# [Exercise]
Leave out the pictures and repeat every record exactly.

# [Data provided]
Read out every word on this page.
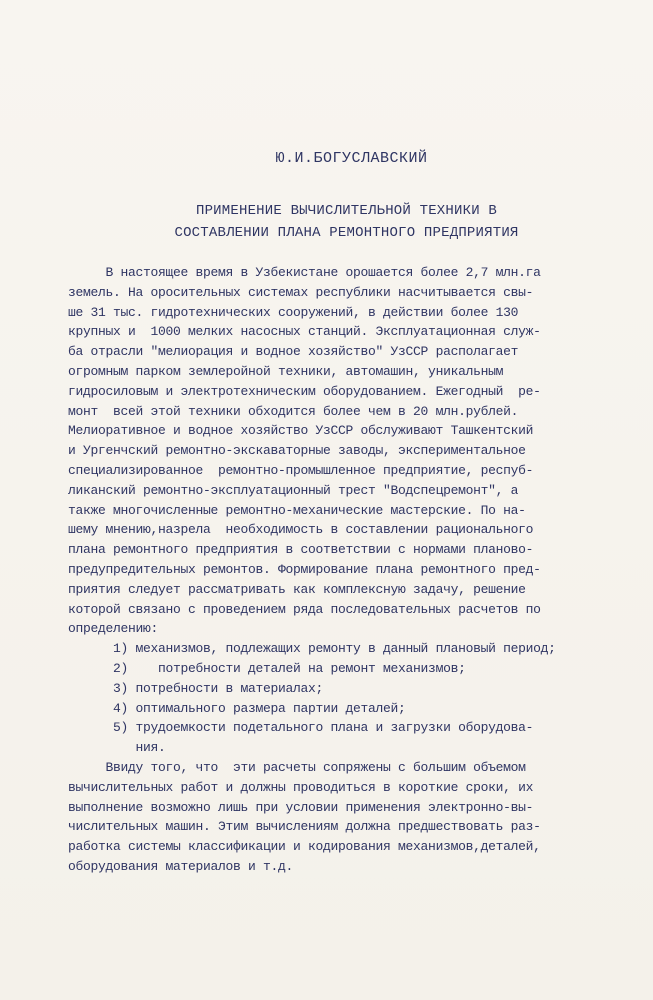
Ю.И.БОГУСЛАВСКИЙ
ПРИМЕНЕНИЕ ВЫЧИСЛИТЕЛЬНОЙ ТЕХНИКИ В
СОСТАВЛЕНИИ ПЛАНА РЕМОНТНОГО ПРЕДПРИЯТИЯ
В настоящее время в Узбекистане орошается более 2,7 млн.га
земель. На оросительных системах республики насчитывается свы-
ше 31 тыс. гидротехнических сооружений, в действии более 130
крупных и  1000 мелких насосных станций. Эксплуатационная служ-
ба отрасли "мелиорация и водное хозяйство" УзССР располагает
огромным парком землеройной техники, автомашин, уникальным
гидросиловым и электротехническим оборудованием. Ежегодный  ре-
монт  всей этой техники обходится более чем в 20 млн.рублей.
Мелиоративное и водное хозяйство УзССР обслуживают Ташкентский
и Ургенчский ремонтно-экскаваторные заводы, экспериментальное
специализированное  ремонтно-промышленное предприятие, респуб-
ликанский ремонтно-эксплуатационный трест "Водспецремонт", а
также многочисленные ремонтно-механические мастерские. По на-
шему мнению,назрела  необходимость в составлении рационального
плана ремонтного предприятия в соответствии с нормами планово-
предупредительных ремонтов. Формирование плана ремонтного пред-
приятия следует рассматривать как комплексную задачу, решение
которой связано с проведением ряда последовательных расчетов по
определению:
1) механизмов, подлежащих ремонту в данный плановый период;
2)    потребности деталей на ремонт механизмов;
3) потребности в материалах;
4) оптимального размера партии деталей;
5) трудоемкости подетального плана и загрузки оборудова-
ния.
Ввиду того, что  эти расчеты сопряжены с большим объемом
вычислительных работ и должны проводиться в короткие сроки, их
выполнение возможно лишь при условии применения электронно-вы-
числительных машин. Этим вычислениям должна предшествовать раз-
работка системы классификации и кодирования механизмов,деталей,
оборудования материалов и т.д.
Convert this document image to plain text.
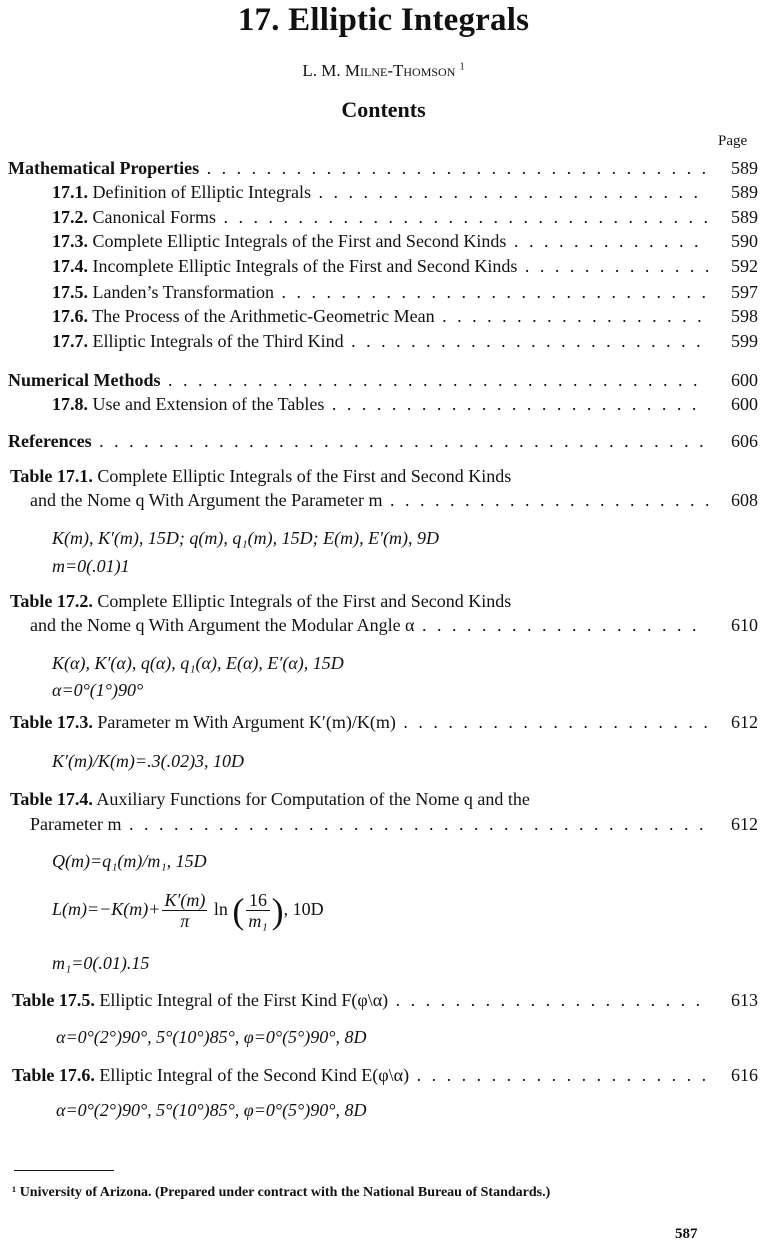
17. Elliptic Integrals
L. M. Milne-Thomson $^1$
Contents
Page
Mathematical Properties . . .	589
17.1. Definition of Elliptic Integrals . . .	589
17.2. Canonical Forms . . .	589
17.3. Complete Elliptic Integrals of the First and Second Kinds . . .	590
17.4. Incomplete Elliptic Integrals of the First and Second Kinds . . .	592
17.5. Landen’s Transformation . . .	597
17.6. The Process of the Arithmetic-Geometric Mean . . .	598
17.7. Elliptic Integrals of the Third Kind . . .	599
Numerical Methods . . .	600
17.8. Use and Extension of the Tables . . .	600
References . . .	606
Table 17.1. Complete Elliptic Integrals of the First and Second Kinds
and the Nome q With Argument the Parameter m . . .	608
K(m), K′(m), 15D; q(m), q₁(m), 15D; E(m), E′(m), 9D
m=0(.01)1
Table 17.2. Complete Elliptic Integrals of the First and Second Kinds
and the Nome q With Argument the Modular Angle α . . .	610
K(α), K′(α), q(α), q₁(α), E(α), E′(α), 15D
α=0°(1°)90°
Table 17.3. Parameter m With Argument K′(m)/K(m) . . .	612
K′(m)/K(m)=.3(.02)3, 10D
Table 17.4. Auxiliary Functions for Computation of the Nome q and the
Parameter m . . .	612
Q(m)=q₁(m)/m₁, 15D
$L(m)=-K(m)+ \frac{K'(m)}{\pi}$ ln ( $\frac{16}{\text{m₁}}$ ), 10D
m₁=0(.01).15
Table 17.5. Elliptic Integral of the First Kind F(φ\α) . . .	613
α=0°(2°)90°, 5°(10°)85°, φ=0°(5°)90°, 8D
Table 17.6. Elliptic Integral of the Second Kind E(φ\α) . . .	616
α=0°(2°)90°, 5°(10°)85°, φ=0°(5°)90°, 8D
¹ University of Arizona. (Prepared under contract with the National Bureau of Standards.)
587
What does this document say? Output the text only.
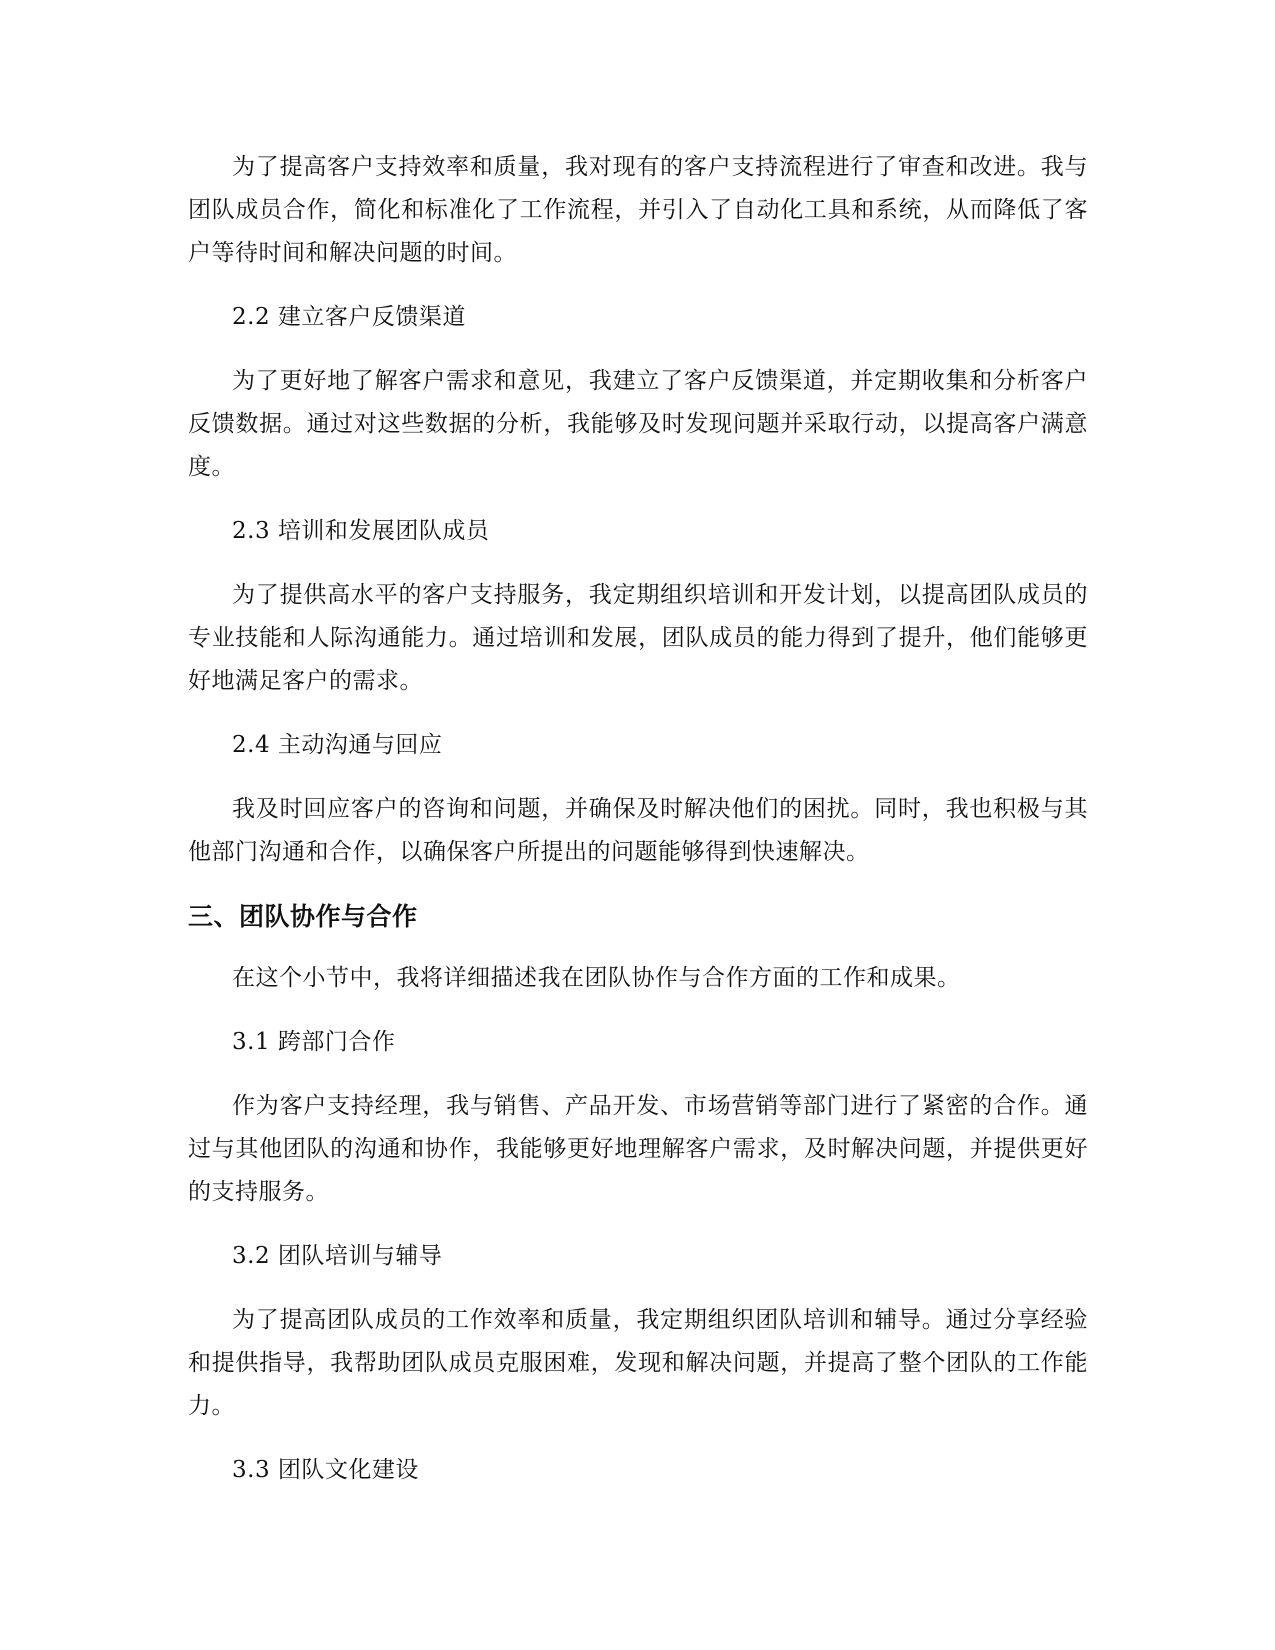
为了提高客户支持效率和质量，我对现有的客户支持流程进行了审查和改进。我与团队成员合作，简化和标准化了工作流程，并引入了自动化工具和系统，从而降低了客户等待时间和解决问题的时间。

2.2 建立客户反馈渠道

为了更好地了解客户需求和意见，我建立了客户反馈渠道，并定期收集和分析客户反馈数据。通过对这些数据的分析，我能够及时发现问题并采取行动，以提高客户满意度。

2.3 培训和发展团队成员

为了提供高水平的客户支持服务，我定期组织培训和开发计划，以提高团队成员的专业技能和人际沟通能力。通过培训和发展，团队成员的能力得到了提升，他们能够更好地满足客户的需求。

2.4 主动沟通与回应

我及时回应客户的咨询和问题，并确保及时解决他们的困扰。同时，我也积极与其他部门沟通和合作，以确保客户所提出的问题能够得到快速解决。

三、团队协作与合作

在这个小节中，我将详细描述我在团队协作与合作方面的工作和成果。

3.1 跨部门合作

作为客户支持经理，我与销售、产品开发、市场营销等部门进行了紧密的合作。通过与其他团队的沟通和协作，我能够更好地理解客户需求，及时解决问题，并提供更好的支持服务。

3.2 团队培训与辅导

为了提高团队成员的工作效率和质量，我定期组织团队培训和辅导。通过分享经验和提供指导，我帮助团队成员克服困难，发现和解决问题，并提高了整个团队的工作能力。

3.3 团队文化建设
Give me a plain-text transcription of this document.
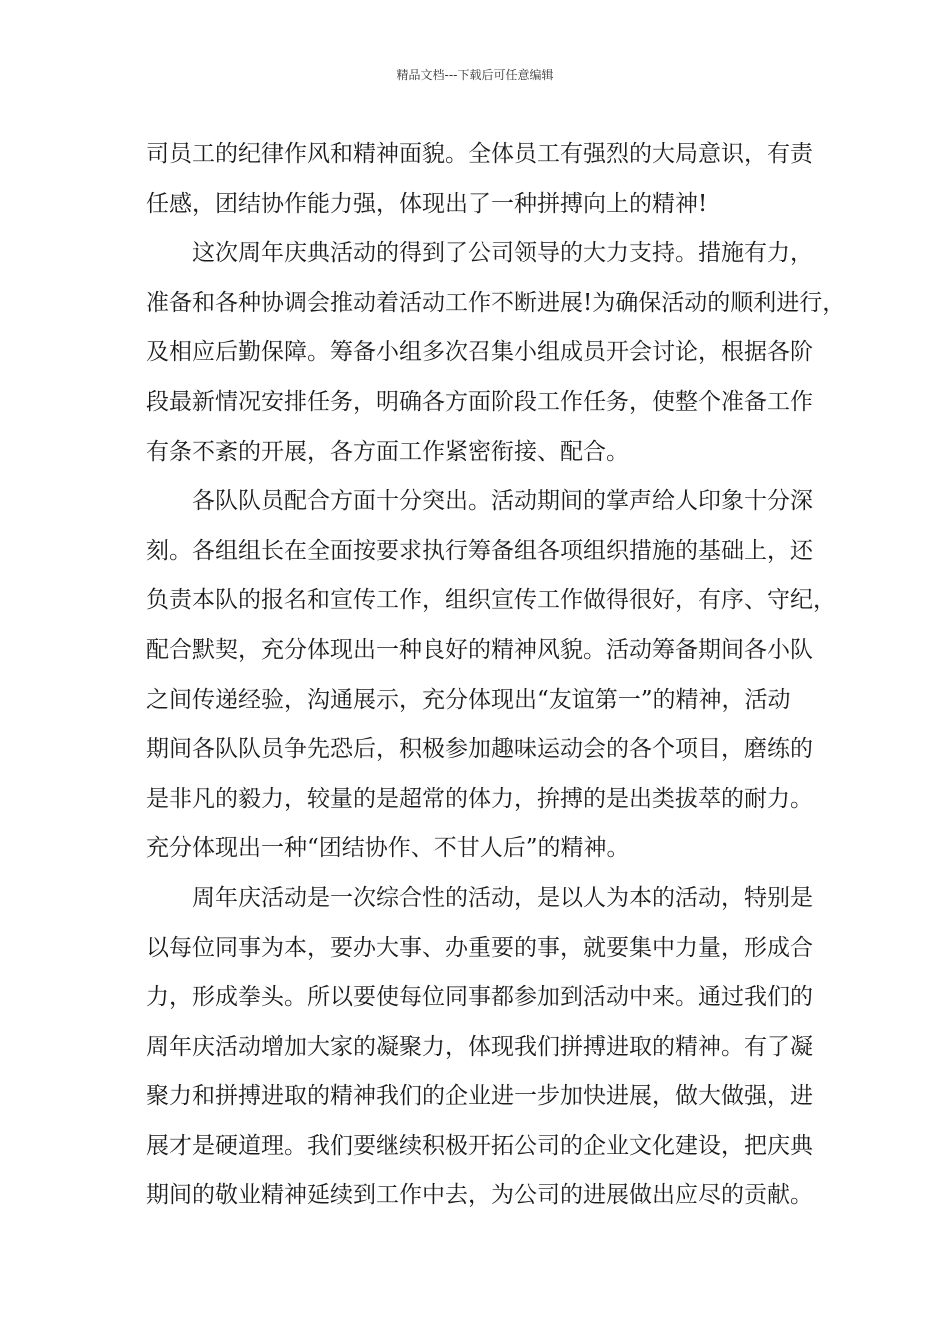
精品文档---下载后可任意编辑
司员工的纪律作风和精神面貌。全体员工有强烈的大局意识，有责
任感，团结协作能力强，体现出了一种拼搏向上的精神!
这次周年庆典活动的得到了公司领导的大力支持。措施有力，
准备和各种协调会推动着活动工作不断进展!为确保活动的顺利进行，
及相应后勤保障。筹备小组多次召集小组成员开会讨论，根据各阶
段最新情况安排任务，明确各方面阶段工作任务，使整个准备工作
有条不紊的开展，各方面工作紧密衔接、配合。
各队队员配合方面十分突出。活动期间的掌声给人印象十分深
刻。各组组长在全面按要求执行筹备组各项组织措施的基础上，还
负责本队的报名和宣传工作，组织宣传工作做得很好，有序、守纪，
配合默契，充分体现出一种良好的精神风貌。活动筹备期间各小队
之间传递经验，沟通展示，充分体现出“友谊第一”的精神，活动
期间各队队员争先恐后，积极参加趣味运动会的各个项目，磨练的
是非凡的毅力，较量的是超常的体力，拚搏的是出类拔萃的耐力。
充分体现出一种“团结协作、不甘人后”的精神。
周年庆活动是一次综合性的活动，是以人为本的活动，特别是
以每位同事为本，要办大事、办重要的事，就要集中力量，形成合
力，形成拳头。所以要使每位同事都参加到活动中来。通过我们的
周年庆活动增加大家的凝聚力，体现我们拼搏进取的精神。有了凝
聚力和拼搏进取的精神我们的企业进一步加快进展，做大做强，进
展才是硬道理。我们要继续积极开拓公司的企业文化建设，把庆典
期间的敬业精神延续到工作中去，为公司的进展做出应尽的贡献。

# [Response below]
Read out every word on this page.
Ю.И.БОГУСЛАВСКИЙ
ПРИМЕНЕНИЕ ВЫЧИСЛИТЕЛЬНОЙ ТЕХНИКИ В
СОСТАВЛЕНИИ ПЛАНА РЕМОНТНОГО ПРЕДПРИЯТИЯ
В настоящее время в Узбекистане орошается более 2,7 млн.га
земель. На оросительных системах республики насчитывается свы-
ше 31 тыс. гидротехнических сооружений, в действии более 130
крупных и  1000 мелких насосных станций. Эксплуатационная служ-
ба отрасли "мелиорация и водное хозяйство" УзССР располагает
огромным парком землеройной техники, автомашин, уникальным
гидросиловым и электротехническим оборудованием. Ежегодный  ре-
монт  всей этой техники обходится более чем в 20 млн.рублей.
Мелиоративное и водное хозяйство УзССР обслуживают Ташкентский
и Ургенчский ремонтно-экскаваторные заводы, экспериментальное
специализированное  ремонтно-промышленное предприятие, респуб-
ликанский ремонтно-эксплуатационный трест "Водспецремонт", а
также многочисленные ремонтно-механические мастерские. По на-
шему мнению,назрела  необходимость в составлении рационального
плана ремонтного предприятия в соответствии с нормами планово-
предупредительных ремонтов. Формирование плана ремонтного пред-
приятия следует рассматривать как комплексную задачу, решение
которой связано с проведением ряда последовательных расчетов по
определению:
1) механизмов, подлежащих ремонту в данный плановый период;
2)    потребности деталей на ремонт механизмов;
3) потребности в материалах;
4) оптимального размера партии деталей;
5) трудоемкости подетального плана и загрузки оборудова-
ния.
Ввиду того, что  эти расчеты сопряжены с большим объемом
вычислительных работ и должны проводиться в короткие сроки, их
выполнение возможно лишь при условии применения электронно-вы-
числительных машин. Этим вычислениям должна предшествовать раз-
работка системы классификации и кодирования механизмов,деталей,
оборудования материалов и т.д.
Convert this document image to plain text.
17. Elliptic Integrals
L. M. Milne-Thomson $^1$
Contents
Page
Mathematical Properties . . .	589
17.1. Definition of Elliptic Integrals . . .	589
17.2. Canonical Forms . . .	589
17.3. Complete Elliptic Integrals of the First and Second Kinds . . .	590
17.4. Incomplete Elliptic Integrals of the First and Second Kinds . . .	592
17.5. Landen’s Transformation . . .	597
17.6. The Process of the Arithmetic-Geometric Mean . . .	598
17.7. Elliptic Integrals of the Third Kind . . .	599
Numerical Methods . . .	600
17.8. Use and Extension of the Tables . . .	600
References . . .	606
Table 17.1. Complete Elliptic Integrals of the First and Second Kinds
and the Nome q With Argument the Parameter m . . .	608
K(m), K′(m), 15D; q(m), q₁(m), 15D; E(m), E′(m), 9D
m=0(.01)1
Table 17.2. Complete Elliptic Integrals of the First and Second Kinds
and the Nome q With Argument the Modular Angle α . . .	610
K(α), K′(α), q(α), q₁(α), E(α), E′(α), 15D
α=0°(1°)90°
Table 17.3. Parameter m With Argument K′(m)/K(m) . . .	612
K′(m)/K(m)=.3(.02)3, 10D
Table 17.4. Auxiliary Functions for Computation of the Nome q and the
Parameter m . . .	612
Q(m)=q₁(m)/m₁, 15D
$L(m)=-K(m)+ \frac{K'(m)}{\pi}$ ln ( $\frac{16}{\text{m₁}}$ ), 10D
m₁=0(.01).15
Table 17.5. Elliptic Integral of the First Kind F(φ\α) . . .	613
α=0°(2°)90°, 5°(10°)85°, φ=0°(5°)90°, 8D
Table 17.6. Elliptic Integral of the Second Kind E(φ\α) . . .	616
α=0°(2°)90°, 5°(10°)85°, φ=0°(5°)90°, 8D
¹ University of Arizona. (Prepared under contract with the National Bureau of Standards.)
587
What does this document say? Output the text only.
为了提高客户支持效率和质量，我对现有的客户支持流程进行了审查和改进。我与团队成员合作，简化和标准化了工作流程，并引入了自动化工具和系统，从而降低了客户等待时间和解决问题的时间。

2.2 建立客户反馈渠道

为了更好地了解客户需求和意见，我建立了客户反馈渠道，并定期收集和分析客户反馈数据。通过对这些数据的分析，我能够及时发现问题并采取行动，以提高客户满意度。

2.3 培训和发展团队成员

为了提供高水平的客户支持服务，我定期组织培训和开发计划，以提高团队成员的专业技能和人际沟通能力。通过培训和发展，团队成员的能力得到了提升，他们能够更好地满足客户的需求。

2.4 主动沟通与回应

我及时回应客户的咨询和问题，并确保及时解决他们的困扰。同时，我也积极与其他部门沟通和合作，以确保客户所提出的问题能够得到快速解决。

三、团队协作与合作

在这个小节中，我将详细描述我在团队协作与合作方面的工作和成果。

3.1 跨部门合作

作为客户支持经理，我与销售、产品开发、市场营销等部门进行了紧密的合作。通过与其他团队的沟通和协作，我能够更好地理解客户需求，及时解决问题，并提供更好的支持服务。

3.2 团队培训与辅导

为了提高团队成员的工作效率和质量，我定期组织团队培训和辅导。通过分享经验和提供指导，我帮助团队成员克服困难，发现和解决问题，并提高了整个团队的工作能力。

3.3 团队文化建设
Give me a plain-text transcription of this document.
精品文档---下载后可任意编辑
司员工的纪律作风和精神面貌。全体员工有强烈的大局意识，有责
任感，团结协作能力强，体现出了一种拼搏向上的精神!
这次周年庆典活动的得到了公司领导的大力支持。措施有力，
准备和各种协调会推动着活动工作不断进展!为确保活动的顺利进行，
及相应后勤保障。筹备小组多次召集小组成员开会讨论，根据各阶
段最新情况安排任务，明确各方面阶段工作任务，使整个准备工作
有条不紊的开展，各方面工作紧密衔接、配合。
各队队员配合方面十分突出。活动期间的掌声给人印象十分深
刻。各组组长在全面按要求执行筹备组各项组织措施的基础上，还
负责本队的报名和宣传工作，组织宣传工作做得很好，有序、守纪，
配合默契，充分体现出一种良好的精神风貌。活动筹备期间各小队
之间传递经验，沟通展示，充分体现出“友谊第一”的精神，活动
期间各队队员争先恐后，积极参加趣味运动会的各个项目，磨练的
是非凡的毅力，较量的是超常的体力，拚搏的是出类拔萃的耐力。
充分体现出一种“团结协作、不甘人后”的精神。
周年庆活动是一次综合性的活动，是以人为本的活动，特别是
以每位同事为本，要办大事、办重要的事，就要集中力量，形成合
力，形成拳头。所以要使每位同事都参加到活动中来。通过我们的
周年庆活动增加大家的凝聚力，体现我们拼搏进取的精神。有了凝
聚力和拼搏进取的精神我们的企业进一步加快进展，做大做强，进
展才是硬道理。我们要继续积极开拓公司的企业文化建设，把庆典
期间的敬业精神延续到工作中去，为公司的进展做出应尽的贡献。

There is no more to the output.